__WHAT THE TASK ASKS__: From the entries below, copy out every line with "процессов" in it.
..........
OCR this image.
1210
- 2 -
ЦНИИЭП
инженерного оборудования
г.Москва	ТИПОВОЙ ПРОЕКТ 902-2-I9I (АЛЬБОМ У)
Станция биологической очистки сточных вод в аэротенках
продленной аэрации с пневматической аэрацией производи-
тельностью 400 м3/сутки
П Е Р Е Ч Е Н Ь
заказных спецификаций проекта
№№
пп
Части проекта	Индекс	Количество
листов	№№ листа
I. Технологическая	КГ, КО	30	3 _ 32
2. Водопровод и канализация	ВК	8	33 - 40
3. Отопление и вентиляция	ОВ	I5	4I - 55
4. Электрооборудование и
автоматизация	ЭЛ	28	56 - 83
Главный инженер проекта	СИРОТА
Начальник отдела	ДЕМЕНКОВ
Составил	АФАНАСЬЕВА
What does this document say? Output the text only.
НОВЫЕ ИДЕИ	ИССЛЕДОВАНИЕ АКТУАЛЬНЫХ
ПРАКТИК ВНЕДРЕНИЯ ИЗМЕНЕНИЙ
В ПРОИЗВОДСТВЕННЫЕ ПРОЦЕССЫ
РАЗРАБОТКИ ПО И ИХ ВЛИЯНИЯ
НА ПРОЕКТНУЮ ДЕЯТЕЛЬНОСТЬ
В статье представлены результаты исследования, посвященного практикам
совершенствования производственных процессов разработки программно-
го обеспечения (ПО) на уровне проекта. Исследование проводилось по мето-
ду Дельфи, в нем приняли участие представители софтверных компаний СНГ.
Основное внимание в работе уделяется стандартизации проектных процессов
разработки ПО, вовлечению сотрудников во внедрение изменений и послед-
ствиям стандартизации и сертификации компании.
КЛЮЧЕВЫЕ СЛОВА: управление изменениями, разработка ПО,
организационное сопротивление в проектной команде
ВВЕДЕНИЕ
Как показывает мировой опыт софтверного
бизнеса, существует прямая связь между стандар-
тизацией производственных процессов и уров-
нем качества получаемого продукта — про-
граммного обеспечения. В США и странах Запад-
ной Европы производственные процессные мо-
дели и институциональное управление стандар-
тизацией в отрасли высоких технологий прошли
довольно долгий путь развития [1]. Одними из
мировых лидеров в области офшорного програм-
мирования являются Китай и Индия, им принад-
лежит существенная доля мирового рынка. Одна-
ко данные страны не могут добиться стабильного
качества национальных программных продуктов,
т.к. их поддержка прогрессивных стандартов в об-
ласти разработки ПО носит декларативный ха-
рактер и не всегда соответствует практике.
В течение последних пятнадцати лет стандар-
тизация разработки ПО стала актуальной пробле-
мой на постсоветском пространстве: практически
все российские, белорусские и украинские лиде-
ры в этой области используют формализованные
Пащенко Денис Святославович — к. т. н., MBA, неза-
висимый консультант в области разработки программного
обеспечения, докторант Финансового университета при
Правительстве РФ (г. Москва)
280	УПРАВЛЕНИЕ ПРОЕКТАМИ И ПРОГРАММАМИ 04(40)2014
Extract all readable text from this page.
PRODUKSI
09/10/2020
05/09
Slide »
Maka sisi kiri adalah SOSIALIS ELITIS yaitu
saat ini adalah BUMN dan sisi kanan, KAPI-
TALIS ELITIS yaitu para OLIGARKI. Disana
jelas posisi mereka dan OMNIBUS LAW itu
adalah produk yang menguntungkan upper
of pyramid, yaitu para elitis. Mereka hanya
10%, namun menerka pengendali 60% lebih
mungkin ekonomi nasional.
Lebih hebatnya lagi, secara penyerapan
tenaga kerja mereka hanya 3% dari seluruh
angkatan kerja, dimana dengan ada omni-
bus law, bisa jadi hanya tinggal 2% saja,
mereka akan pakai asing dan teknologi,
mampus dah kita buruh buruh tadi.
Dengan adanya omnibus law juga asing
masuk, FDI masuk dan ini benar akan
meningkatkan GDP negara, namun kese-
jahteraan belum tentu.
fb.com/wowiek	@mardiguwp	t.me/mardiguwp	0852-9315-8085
..........
__OUTPUT OF THE TASK__:
совершенствования производственных процессов разработки программно-
Основное внимание в работе уделяется стандартизации проектных процессов
тизацией производственных процессов и уров-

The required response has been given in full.